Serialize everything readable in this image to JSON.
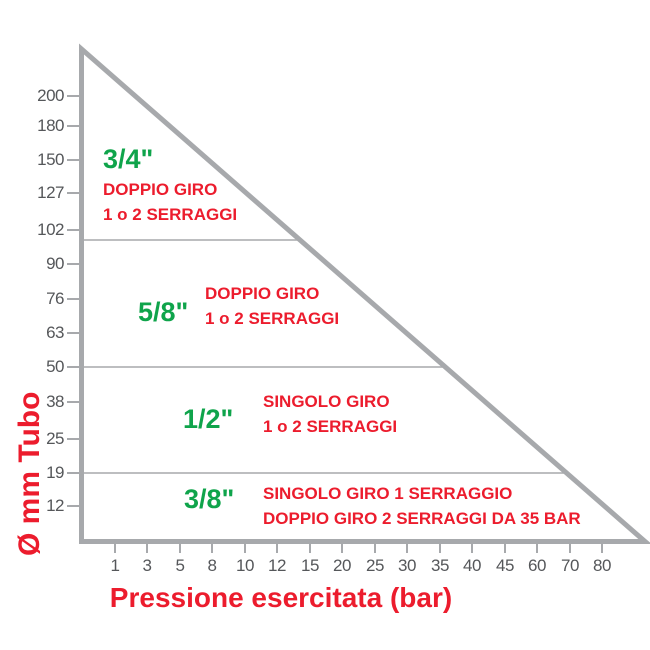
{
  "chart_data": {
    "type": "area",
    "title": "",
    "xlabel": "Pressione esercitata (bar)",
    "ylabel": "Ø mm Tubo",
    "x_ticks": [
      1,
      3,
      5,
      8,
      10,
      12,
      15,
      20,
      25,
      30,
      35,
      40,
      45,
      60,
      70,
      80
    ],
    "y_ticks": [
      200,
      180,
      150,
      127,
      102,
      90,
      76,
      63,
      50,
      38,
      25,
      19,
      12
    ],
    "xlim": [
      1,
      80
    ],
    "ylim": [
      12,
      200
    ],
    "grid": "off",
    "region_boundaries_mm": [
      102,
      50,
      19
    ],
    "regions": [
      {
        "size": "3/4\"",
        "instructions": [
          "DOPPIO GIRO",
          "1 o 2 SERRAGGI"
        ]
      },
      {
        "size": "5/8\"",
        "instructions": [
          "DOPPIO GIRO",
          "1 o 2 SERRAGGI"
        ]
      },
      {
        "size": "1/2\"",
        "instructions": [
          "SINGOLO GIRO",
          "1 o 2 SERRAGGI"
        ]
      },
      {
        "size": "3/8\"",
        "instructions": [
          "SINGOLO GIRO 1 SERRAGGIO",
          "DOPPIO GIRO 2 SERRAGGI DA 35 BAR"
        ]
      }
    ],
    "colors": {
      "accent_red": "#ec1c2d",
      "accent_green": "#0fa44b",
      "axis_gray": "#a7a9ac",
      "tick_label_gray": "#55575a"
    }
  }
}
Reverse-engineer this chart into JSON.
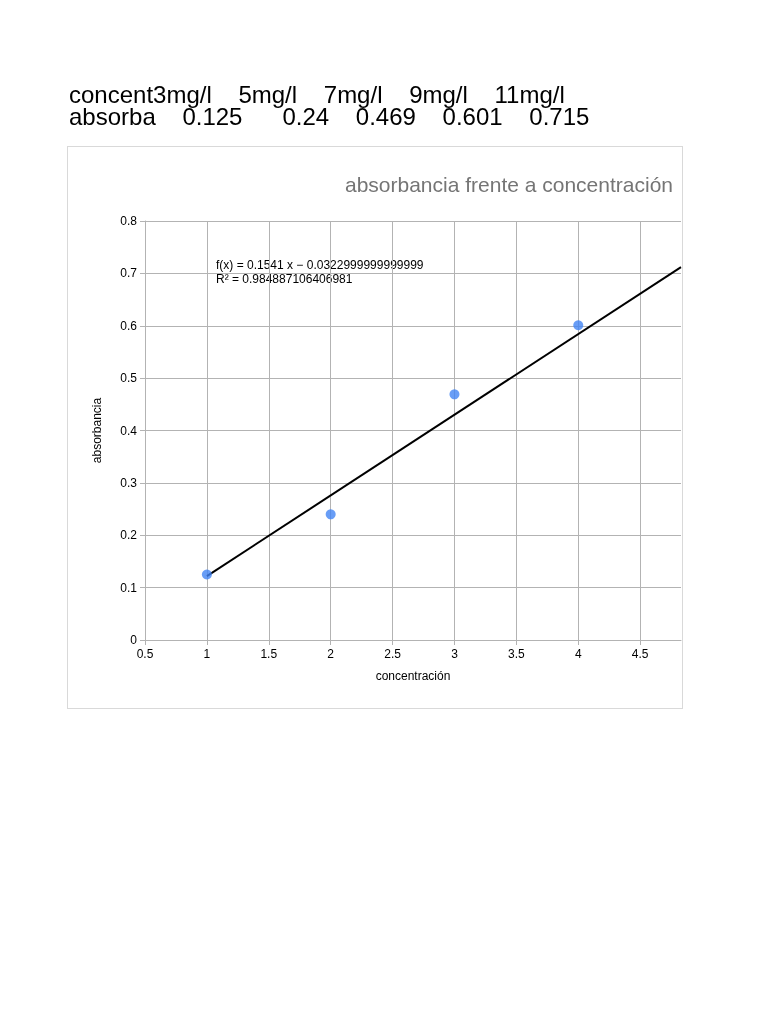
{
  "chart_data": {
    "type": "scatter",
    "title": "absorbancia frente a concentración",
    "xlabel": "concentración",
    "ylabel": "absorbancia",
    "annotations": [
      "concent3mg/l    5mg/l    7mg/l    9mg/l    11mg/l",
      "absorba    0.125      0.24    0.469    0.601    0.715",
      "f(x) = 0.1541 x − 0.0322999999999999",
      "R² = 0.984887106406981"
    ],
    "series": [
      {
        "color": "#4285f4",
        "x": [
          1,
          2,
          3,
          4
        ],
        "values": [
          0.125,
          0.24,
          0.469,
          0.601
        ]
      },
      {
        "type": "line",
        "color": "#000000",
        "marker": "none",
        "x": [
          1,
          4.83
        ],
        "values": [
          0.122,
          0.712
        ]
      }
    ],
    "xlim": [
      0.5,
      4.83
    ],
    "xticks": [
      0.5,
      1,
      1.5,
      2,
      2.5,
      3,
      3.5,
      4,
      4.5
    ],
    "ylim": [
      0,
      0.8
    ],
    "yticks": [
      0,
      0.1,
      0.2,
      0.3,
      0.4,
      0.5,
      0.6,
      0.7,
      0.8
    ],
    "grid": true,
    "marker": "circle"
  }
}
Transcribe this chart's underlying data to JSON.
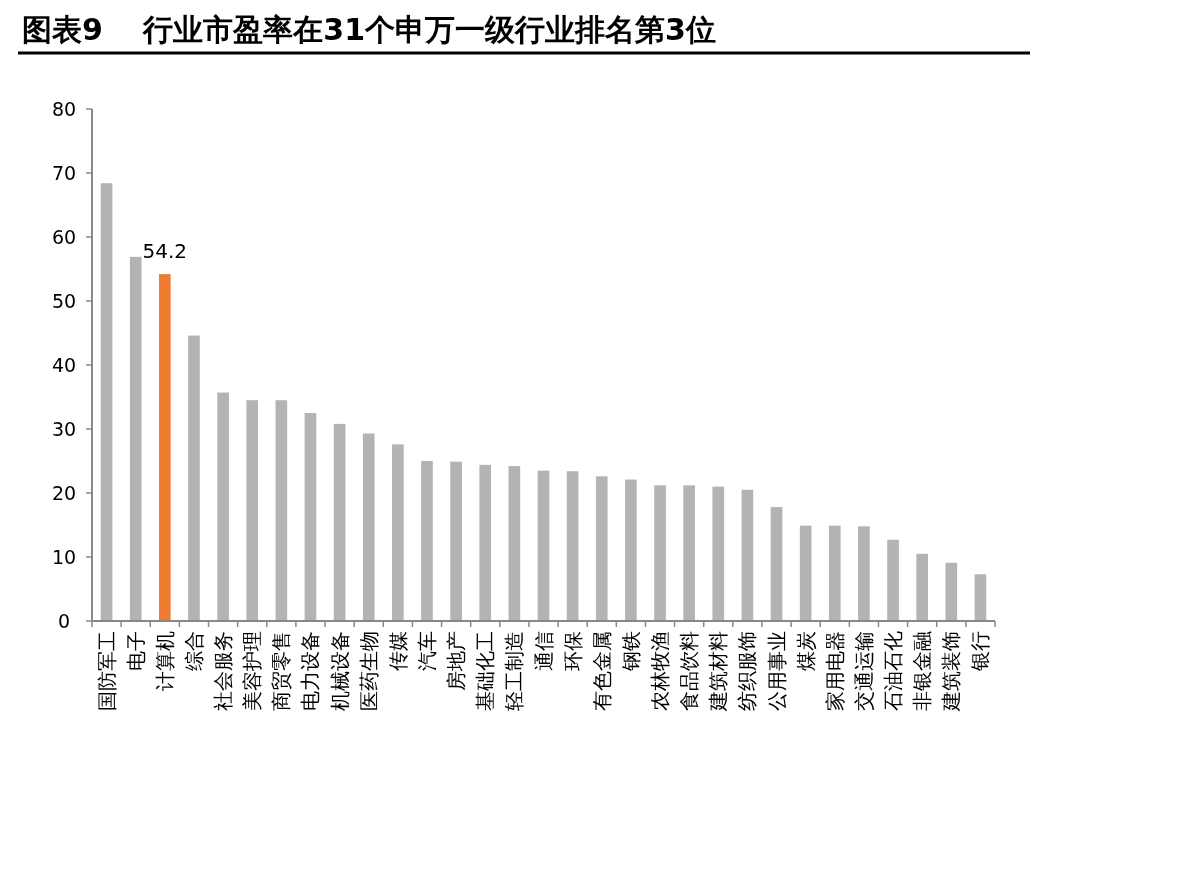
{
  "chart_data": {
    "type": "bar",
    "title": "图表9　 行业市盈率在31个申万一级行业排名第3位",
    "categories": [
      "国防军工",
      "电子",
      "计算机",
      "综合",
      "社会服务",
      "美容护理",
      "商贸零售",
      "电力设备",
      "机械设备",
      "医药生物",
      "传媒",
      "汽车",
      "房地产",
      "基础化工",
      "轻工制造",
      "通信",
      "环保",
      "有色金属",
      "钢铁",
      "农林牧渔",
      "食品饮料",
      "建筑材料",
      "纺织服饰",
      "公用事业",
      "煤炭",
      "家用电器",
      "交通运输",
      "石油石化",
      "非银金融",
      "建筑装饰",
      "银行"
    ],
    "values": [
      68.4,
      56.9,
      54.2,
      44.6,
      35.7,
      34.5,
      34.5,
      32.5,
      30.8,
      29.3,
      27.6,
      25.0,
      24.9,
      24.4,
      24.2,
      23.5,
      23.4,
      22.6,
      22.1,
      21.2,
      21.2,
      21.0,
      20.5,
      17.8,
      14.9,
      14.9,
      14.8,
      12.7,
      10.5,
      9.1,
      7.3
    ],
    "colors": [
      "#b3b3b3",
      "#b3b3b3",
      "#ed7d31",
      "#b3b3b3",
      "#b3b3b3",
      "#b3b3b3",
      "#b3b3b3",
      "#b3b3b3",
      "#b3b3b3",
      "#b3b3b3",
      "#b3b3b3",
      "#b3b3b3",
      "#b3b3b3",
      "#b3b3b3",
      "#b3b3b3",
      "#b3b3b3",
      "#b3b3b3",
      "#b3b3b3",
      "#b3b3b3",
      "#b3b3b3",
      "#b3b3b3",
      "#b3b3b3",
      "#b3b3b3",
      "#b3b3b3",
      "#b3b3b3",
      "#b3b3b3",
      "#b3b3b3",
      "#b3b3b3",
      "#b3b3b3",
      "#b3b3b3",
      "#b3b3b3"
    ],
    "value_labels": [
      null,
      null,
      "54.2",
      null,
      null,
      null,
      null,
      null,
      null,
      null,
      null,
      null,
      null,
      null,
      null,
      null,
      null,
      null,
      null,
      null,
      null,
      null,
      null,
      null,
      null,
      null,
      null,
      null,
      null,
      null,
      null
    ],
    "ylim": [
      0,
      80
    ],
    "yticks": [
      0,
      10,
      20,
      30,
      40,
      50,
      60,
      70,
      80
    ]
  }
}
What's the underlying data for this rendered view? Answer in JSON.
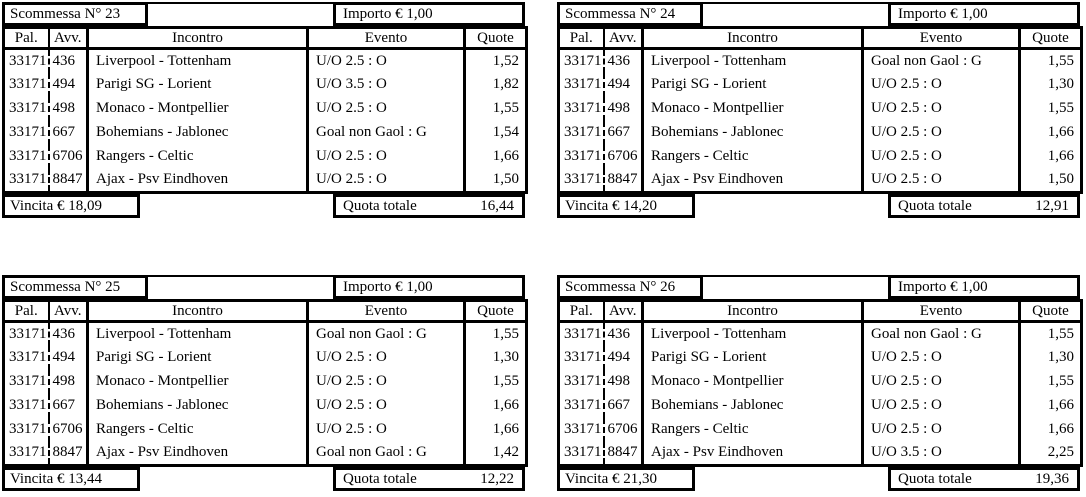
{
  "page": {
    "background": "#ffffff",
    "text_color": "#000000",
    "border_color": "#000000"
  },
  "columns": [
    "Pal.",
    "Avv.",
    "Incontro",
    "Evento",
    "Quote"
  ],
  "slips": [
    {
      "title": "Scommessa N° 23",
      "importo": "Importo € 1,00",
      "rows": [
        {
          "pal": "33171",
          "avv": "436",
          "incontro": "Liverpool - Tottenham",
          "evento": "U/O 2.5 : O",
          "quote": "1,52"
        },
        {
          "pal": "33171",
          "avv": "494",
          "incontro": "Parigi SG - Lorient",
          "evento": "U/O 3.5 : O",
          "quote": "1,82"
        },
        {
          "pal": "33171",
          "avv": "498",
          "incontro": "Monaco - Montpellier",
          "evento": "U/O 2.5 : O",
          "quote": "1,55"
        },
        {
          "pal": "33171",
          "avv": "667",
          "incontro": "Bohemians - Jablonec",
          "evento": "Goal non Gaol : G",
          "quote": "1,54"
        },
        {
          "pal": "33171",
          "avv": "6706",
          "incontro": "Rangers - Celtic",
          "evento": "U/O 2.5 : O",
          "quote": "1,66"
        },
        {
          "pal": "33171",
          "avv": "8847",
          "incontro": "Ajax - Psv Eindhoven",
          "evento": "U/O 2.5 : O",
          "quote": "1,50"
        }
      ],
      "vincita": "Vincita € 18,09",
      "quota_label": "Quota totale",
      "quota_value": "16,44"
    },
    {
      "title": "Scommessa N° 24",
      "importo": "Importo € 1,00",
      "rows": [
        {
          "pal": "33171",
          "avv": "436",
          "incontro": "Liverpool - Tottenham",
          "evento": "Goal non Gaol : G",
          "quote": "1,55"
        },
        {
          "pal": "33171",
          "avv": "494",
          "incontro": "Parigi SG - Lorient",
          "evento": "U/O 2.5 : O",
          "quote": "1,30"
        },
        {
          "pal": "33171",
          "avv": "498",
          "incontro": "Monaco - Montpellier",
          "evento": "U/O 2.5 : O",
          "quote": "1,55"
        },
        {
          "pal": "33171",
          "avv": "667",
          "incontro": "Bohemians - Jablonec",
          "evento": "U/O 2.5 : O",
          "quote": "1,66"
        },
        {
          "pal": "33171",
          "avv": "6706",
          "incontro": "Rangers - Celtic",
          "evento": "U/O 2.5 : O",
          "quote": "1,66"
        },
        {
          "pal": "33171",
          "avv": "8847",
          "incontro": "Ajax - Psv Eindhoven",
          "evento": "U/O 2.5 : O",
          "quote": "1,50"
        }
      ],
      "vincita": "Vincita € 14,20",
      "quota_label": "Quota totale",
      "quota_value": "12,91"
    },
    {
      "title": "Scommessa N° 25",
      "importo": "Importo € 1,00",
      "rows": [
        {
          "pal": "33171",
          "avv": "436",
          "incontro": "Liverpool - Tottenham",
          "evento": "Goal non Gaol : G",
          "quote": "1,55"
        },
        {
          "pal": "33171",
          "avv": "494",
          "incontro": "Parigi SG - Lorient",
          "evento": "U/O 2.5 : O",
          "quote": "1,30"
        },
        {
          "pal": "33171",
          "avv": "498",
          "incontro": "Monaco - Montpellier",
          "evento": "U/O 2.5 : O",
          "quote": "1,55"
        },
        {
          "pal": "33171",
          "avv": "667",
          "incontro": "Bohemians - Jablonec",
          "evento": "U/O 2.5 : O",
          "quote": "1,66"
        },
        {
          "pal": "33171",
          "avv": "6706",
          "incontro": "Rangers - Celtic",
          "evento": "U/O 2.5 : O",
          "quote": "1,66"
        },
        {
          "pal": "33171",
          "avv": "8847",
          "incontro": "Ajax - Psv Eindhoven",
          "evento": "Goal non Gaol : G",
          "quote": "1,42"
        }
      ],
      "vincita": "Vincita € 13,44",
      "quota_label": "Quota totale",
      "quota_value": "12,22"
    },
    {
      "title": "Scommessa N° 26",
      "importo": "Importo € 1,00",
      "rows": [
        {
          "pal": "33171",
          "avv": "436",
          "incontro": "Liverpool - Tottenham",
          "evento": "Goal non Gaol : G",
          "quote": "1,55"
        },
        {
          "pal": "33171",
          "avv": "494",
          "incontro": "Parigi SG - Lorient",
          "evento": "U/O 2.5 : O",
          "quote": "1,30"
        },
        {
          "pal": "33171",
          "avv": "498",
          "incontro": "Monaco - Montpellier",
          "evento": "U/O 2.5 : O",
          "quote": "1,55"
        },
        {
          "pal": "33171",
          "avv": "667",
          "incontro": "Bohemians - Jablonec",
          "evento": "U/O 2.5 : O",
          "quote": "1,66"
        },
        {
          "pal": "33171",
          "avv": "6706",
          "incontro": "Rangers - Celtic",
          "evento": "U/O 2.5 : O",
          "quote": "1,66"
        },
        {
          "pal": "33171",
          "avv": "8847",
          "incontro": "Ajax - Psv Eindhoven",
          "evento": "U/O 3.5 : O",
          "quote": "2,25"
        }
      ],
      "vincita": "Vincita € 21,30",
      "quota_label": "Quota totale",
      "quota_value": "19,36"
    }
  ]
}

◆ ◆ ◆ ◆ ◆ ◆ ◆

> Exercise details: List all lines above in which the string "underlying" appears.

> Solution for this exercise:
Transcribe this chart's underlying data to JSON.
What's the underlying data for this rendered view? Answer in JSON.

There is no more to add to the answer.